**THE REQUEST**
Restate each of the lines below word for word and drop every picture.

**MATERIAL FOR THIS EXERCISE**
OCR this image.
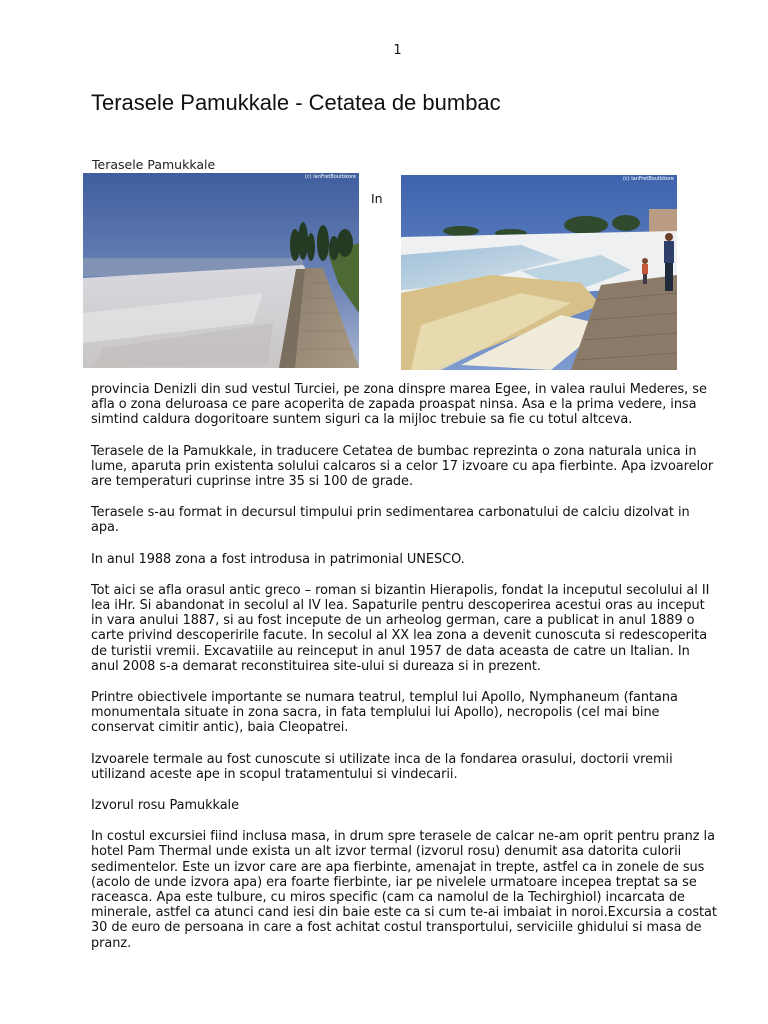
1
Terasele Pamukkale - Cetatea de bumbac
Terasele Pamukkale
(c) IanFretBoutbkore
In
(c) IanFretBoutbkore

provincia Denizli din sud vestul Turciei, pe zona dinspre marea Egee, in valea raului Mederes, se afla o zona deluroasa ce pare acoperita de zapada proaspat ninsa. Asa e la prima vedere, insa simtind caldura dogoritoare suntem siguri ca la mijloc trebuie sa fie cu totul altceva.

Terasele de la Pamukkale, in traducere Cetatea de bumbac reprezinta o zona naturala unica in lume, aparuta prin existenta solului calcaros si a celor 17 izvoare cu apa fierbinte. Apa izvoarelor are temperaturi cuprinse intre 35 si 100 de grade.

Terasele s-au format in decursul timpului prin sedimentarea carbonatului de calciu dizolvat in apa.

In anul 1988 zona a fost introdusa in patrimonial UNESCO.

Tot aici se afla orasul antic greco – roman si bizantin Hierapolis, fondat la inceputul secolului al II lea iHr. Si abandonat in secolul al IV lea. Sapaturile pentru descoperirea acestui oras au inceput in vara anului 1887, si au fost incepute de un arheolog german, care a publicat in anul 1889 o carte privind descoperirile facute. In secolul al XX lea zona a devenit cunoscuta si redescoperita de turistii vremii. Excavatiile au reinceput in anul 1957 de data aceasta de catre un Italian. In anul 2008 s-a demarat reconstituirea site-ului si dureaza si in prezent.

Printre obiectivele importante se numara teatrul, templul lui Apollo, Nymphaneum (fantana monumentala situate in zona sacra, in fata templului lui Apollo), necropolis (cel mai bine conservat cimitir antic), baia Cleopatrei.

Izvoarele termale au fost cunoscute si utilizate inca de la fondarea orasului, doctorii vremii utilizand aceste ape in scopul tratamentului si vindecarii.

Izvorul rosu Pamukkale

In costul excursiei fiind inclusa masa, in drum spre terasele de calcar ne-am oprit pentru pranz la hotel Pam Thermal unde exista un alt izvor termal (izvorul rosu) denumit asa datorita culorii sedimentelor. Este un izvor care are apa fierbinte, amenajat in trepte, astfel ca in zonele de sus (acolo de unde izvora apa) era foarte fierbinte, iar pe nivelele urmatoare incepea treptat sa se raceasca. Apa este tulbure, cu miros specific (cam ca namolul de la Techirghiol) incarcata de minerale, astfel ca atunci cand iesi din baie este ca si cum te-ai imbaiat in noroi.Excursia a costat 30 de euro de persoana in care a fost achitat costul transportului, serviciile ghidului si masa de pranz.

**RESULT FOR THIS EXERCISE**
OCR this image.
1
Terasele Pamukkale - Cetatea de bumbac
Terasele Pamukkale
(c) IanFretBoutbkore
In
(c) IanFretBoutbkore

provincia Denizli din sud vestul Turciei, pe zona dinspre marea Egee, in valea raului Mederes, se afla o zona deluroasa ce pare acoperita de zapada proaspat ninsa. Asa e la prima vedere, insa simtind caldura dogoritoare suntem siguri ca la mijloc trebuie sa fie cu totul altceva.

Terasele de la Pamukkale, in traducere Cetatea de bumbac reprezinta o zona naturala unica in lume, aparuta prin existenta solului calcaros si a celor 17 izvoare cu apa fierbinte. Apa izvoarelor are temperaturi cuprinse intre 35 si 100 de grade.

Terasele s-au format in decursul timpului prin sedimentarea carbonatului de calciu dizolvat in apa.

In anul 1988 zona a fost introdusa in patrimonial UNESCO.

Tot aici se afla orasul antic greco – roman si bizantin Hierapolis, fondat la inceputul secolului al II lea iHr. Si abandonat in secolul al IV lea. Sapaturile pentru descoperirea acestui oras au inceput in vara anului 1887, si au fost incepute de un arheolog german, care a publicat in anul 1889 o carte privind descoperirile facute. In secolul al XX lea zona a devenit cunoscuta si redescoperita de turistii vremii. Excavatiile au reinceput in anul 1957 de data aceasta de catre un Italian. In anul 2008 s-a demarat reconstituirea site-ului si dureaza si in prezent.

Printre obiectivele importante se numara teatrul, templul lui Apollo, Nymphaneum (fantana monumentala situate in zona sacra, in fata templului lui Apollo), necropolis (cel mai bine conservat cimitir antic), baia Cleopatrei.

Izvoarele termale au fost cunoscute si utilizate inca de la fondarea orasului, doctorii vremii utilizand aceste ape in scopul tratamentului si vindecarii.

Izvorul rosu Pamukkale

In costul excursiei fiind inclusa masa, in drum spre terasele de calcar ne-am oprit pentru pranz la hotel Pam Thermal unde exista un alt izvor termal (izvorul rosu) denumit asa datorita culorii sedimentelor. Este un izvor care are apa fierbinte, amenajat in trepte, astfel ca in zonele de sus (acolo de unde izvora apa) era foarte fierbinte, iar pe nivelele urmatoare incepea treptat sa se raceasca. Apa este tulbure, cu miros specific (cam ca namolul de la Techirghiol) incarcata de minerale, astfel ca atunci cand iesi din baie este ca si cum te-ai imbaiat in noroi.Excursia a costat 30 de euro de persoana in care a fost achitat costul transportului, serviciile ghidului si masa de pranz.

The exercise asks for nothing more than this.